_Objective 1_: Extract the rows below from the very first line down to the line containing "row-checkbox[interactable] [399,1068,429,1098]", both ends included, and reproduce those lines verbatim.

* Begin Text block *

Norway's Marit Bjørgen racing to her first victory of 2013 World Cup Finals in Friday's 2.5 k prologue in Falun, Sweden. Bjørgen went on to win two more stages, including Sunday's freestyle pursuit, to win the mini-tour title and finish fourth in the overall World Cup. (Photo: Fischer/Nordic Focus; facebook.com/FIS Cross Country)

Norway’s Marit Bjørgen racing to her first victory of 2013 World Cup Finals in Friday’s 2.5 k prologue in Falun, Sweden. Bjørgen went on to win two more stages, including Sunday’s freestyle pursuit, to win the mini-tour title and finish fourth in the overall World Cup. (Photo: Fischer/Nordic Focus; facebook.com/FIS Cross Country)

It wouldn’t quite be accurate to call Marit Bjørgen’s World Cup Finals pursuit performance on Sunday a formality. Sure, Norway’s 12-time World Champion started the 10-kilometer freestyle race a full minute and 20 seconds ahead of the field in Falun, Sweden, with teammate Therese Johaug being the only one that could potentially test her.

And yes, chances were Johaug would never catch her, but there’s always several races within a race, and Bjørgen had one going from the start.

Therese Johaug after finishing second to Norwegian teammate Marit Bjørgen in Saturday's 10 k classic mass start at 2013 World Cup Finals in Falun, Sweden. Johaug went on to place second to Bjørgen in the pursuit for the mini-tour silver. (Photo: Fischer/Nordic Focus; facebook.com/FIS Cross Country)

Therese Johaug after finishing second to Norwegian teammate Marit Bjørgen in Saturday’s 10 k classic mass start at 2013 World Cup Finals in Falun, Sweden. Johaug went on to place second to Bjørgen in the pursuit for the mini-tour silver. (Photo: Fischer/Nordic Focus; facebook.com/FIS Cross Country)

Sixth in the World Cup standings after missing more than a month of racing in December (Bjørgen sat out the Canadian World Cups to rest up for the Tour de Ski, then skipped the Tour because of a heart arrhythmia), the 33-year-old had the opportunity to capture 200 World Cup points on Sunday and rise to at least fourth overall.

If American Kikkan Randall – the World Cup sprint champion – placed outside the top 15, Bjørgen could finish third in the overall standings. But Randall, too, was out to finish strong.

Bjørgen did have several things going for her. Without Poland’s Justyna Kowalcyzk challenging her from what would’ve been a 46-second starting deficit (Kowalczyk skipped the last race of the season), Bjørgen enjoyed somewhat of a solo journey throughout the three-lap race to seal her 59th World Cup victory. Able to pick her head up, she soaked in the thousands of spectators lining the course.

“I was in control,” she told NRK, according to a translation. “When one goes all alone in front, [it’s] not too full.”

* End Text block *

_Objective 2_: Extend the article on Marit Bjørgen's pursuit win at the 2013 World Cup Finals, picking up right after its final sentence.

* Begin Given records *

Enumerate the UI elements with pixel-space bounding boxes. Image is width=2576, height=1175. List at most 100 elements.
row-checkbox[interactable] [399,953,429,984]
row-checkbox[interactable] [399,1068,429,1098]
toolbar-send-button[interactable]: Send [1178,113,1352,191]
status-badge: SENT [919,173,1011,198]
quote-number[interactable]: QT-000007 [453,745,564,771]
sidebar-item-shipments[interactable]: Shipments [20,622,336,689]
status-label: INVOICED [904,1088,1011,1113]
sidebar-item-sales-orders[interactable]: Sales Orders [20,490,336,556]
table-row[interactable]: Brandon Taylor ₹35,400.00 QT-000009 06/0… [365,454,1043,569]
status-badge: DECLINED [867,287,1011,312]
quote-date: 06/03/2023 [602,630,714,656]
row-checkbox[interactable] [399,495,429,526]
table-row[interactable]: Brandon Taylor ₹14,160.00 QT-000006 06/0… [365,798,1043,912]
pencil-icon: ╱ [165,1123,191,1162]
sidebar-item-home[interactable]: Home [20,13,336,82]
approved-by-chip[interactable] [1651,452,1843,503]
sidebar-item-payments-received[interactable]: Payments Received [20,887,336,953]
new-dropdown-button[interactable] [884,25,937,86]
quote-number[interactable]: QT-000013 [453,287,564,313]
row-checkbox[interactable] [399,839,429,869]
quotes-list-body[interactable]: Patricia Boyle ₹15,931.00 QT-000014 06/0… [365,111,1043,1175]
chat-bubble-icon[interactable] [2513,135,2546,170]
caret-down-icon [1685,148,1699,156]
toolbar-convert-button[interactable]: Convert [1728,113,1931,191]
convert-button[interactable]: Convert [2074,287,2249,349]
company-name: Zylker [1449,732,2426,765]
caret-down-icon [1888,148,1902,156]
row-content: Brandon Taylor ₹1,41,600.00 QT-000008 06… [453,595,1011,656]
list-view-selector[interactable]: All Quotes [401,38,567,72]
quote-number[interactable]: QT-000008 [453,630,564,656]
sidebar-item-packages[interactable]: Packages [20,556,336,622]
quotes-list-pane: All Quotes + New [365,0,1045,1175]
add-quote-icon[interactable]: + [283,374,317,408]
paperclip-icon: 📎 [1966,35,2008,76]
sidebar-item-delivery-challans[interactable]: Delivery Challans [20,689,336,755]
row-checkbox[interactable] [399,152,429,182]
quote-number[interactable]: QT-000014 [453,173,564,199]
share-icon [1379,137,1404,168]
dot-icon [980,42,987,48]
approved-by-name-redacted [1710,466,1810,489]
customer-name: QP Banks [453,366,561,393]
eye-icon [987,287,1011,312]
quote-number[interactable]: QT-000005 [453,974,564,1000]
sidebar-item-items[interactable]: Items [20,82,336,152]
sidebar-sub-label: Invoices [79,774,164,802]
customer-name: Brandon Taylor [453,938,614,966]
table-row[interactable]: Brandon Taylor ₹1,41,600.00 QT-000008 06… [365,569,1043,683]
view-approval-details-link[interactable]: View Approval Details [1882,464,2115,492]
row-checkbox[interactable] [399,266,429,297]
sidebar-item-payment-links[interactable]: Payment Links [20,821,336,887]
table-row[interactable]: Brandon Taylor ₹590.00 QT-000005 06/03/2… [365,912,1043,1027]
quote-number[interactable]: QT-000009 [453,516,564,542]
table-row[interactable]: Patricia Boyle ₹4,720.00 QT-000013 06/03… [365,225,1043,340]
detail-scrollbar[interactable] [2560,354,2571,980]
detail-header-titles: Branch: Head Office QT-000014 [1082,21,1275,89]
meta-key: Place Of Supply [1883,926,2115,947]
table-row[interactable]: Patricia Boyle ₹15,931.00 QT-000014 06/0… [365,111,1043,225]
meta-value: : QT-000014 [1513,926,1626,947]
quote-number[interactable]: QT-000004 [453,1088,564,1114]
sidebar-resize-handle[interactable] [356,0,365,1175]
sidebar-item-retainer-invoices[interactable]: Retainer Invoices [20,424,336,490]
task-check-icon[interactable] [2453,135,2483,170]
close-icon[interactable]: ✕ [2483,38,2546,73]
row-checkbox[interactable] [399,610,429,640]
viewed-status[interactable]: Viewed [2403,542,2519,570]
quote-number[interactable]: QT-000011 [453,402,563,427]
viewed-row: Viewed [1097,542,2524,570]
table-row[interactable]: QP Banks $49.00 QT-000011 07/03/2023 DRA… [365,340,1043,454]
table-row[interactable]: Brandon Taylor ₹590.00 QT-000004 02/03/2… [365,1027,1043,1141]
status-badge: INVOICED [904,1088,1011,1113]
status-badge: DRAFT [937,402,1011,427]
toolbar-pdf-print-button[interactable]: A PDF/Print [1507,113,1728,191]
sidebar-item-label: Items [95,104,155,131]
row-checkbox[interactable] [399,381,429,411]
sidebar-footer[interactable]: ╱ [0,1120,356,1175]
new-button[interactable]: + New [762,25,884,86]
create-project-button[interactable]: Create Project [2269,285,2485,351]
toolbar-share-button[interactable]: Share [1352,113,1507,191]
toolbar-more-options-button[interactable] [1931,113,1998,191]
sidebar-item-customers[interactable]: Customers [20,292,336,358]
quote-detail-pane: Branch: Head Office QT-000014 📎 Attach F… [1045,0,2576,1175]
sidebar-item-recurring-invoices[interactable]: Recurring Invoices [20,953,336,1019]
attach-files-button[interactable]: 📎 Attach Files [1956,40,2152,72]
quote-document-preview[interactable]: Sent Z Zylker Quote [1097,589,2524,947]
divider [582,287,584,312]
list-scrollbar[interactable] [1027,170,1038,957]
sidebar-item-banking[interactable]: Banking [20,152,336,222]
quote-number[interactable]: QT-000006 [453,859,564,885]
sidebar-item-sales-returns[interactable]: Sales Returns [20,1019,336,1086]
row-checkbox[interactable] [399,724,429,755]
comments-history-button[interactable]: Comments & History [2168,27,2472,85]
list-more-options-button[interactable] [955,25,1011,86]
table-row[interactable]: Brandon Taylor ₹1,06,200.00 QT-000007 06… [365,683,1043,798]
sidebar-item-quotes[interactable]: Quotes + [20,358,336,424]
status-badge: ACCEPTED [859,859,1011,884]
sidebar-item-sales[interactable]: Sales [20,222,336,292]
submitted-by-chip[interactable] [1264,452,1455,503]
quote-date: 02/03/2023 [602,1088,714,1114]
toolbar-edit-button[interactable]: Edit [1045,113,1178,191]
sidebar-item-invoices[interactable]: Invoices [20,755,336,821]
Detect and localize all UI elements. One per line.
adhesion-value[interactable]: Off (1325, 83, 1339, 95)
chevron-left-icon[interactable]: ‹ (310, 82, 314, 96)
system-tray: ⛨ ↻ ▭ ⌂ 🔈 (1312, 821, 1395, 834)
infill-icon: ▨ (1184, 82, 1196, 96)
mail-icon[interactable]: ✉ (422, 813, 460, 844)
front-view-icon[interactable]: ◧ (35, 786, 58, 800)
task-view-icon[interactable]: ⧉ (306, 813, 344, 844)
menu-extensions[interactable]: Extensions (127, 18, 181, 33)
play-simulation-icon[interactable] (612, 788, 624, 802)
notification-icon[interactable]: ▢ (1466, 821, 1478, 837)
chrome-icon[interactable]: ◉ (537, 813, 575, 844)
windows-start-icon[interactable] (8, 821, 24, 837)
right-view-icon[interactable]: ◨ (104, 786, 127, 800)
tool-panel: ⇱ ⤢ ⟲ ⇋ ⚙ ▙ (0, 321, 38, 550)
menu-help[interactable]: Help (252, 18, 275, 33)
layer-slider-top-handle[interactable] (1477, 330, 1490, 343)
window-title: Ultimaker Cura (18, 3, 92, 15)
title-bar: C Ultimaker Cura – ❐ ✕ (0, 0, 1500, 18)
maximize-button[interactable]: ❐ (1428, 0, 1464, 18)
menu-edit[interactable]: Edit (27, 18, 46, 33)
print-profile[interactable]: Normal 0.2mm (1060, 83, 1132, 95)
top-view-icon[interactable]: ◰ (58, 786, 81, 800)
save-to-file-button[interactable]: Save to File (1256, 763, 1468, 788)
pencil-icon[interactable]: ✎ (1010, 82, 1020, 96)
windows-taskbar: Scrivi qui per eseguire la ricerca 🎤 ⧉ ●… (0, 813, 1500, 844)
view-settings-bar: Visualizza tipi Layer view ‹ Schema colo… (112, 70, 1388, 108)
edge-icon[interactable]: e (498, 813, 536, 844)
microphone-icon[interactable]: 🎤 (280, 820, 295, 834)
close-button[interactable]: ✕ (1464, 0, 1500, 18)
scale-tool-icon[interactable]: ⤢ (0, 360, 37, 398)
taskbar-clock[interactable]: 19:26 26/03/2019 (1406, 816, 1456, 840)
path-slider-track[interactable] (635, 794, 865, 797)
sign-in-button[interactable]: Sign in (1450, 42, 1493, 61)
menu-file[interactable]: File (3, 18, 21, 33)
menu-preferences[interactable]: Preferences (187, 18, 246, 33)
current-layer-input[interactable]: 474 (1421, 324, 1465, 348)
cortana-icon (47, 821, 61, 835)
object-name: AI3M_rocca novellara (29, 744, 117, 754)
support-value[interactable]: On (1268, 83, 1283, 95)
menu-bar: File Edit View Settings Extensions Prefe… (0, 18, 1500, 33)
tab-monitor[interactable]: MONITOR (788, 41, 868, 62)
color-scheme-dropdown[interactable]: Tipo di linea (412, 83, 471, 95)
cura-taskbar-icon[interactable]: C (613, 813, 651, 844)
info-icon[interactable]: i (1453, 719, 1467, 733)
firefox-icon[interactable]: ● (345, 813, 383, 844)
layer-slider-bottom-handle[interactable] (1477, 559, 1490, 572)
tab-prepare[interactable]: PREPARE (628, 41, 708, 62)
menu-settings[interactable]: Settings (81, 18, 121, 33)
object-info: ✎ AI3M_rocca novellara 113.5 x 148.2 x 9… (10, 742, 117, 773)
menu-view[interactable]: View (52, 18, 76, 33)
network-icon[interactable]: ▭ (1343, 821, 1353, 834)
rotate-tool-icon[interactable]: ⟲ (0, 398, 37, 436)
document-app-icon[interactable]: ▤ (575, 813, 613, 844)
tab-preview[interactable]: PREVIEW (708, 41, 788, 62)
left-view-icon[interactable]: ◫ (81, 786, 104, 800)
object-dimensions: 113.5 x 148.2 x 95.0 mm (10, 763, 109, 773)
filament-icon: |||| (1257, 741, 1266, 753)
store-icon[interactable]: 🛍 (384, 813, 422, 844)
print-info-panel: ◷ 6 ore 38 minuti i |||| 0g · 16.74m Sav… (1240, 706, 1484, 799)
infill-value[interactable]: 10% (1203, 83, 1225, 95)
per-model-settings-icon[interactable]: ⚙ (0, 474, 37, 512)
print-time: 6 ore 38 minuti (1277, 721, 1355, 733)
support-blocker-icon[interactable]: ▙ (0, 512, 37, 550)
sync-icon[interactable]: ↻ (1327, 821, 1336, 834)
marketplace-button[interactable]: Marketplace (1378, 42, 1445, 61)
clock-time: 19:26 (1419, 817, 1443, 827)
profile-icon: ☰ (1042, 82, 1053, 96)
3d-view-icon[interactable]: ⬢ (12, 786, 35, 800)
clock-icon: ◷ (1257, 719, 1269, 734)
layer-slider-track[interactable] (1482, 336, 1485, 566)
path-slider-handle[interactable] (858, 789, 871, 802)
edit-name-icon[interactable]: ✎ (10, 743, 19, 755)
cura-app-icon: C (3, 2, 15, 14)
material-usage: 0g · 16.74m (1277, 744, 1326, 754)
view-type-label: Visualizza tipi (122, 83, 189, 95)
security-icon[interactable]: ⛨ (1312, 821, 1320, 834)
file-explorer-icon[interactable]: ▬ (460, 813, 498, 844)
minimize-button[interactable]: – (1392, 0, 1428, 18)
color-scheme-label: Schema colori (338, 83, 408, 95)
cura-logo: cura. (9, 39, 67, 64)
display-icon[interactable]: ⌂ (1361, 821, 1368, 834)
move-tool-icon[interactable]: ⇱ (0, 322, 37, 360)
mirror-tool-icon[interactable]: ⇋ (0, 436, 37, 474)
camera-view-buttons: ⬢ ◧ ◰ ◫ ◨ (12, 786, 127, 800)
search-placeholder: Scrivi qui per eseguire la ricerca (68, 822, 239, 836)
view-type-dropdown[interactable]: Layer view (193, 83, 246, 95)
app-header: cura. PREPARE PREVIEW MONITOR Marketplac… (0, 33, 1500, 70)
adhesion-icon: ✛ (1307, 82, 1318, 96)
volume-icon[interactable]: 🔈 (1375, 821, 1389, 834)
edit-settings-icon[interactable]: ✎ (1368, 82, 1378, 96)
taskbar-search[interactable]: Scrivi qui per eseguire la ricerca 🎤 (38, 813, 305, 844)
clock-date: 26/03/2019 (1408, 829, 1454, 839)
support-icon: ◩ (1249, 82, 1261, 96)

* End Given records *

_Exercise output 1_:
Enumerate the UI elements with pixel-space bounding boxes. Image is width=2576, height=1175. List at most 100 elements.
row-checkbox[interactable] [399,953,429,984]
row-checkbox[interactable] [399,1068,429,1098]

_Exercise output 2_:
Meanwhile, Johaug charged from behind to fend off Sweden’s Charlotte Kalla, who started just 6 seconds behind her.

With one lap remaining, Johaug was within 55 seconds of Bjørgen, but unless something dramatic happened – like a crash – Bjørgen was going to bring this one home. She finished first in 26:39.6, 49.3 seconds ahead of Johaug, who topped Kalla by 22.4 seconds.

“I had a lot of time to enjoy the track and the people around the track,” Bjørgen told FIS. “It’s been a great season for me and to finish like this … I’m looking forward to some vacation and to a new season and Sochi. I’m really happy.”

Repeating her bronze from last year’s World Cup Finals, Kalla finished 1:11.7 out of first for her first World Cup podium (outside of a stage top-three) this season. She was second to Bjørgen in Friday’s 2.5 k freestyle prologue.

“It feels great to be on the podium again,” Kalla said. “I tried to keep the pace with Therese but she was too fast.”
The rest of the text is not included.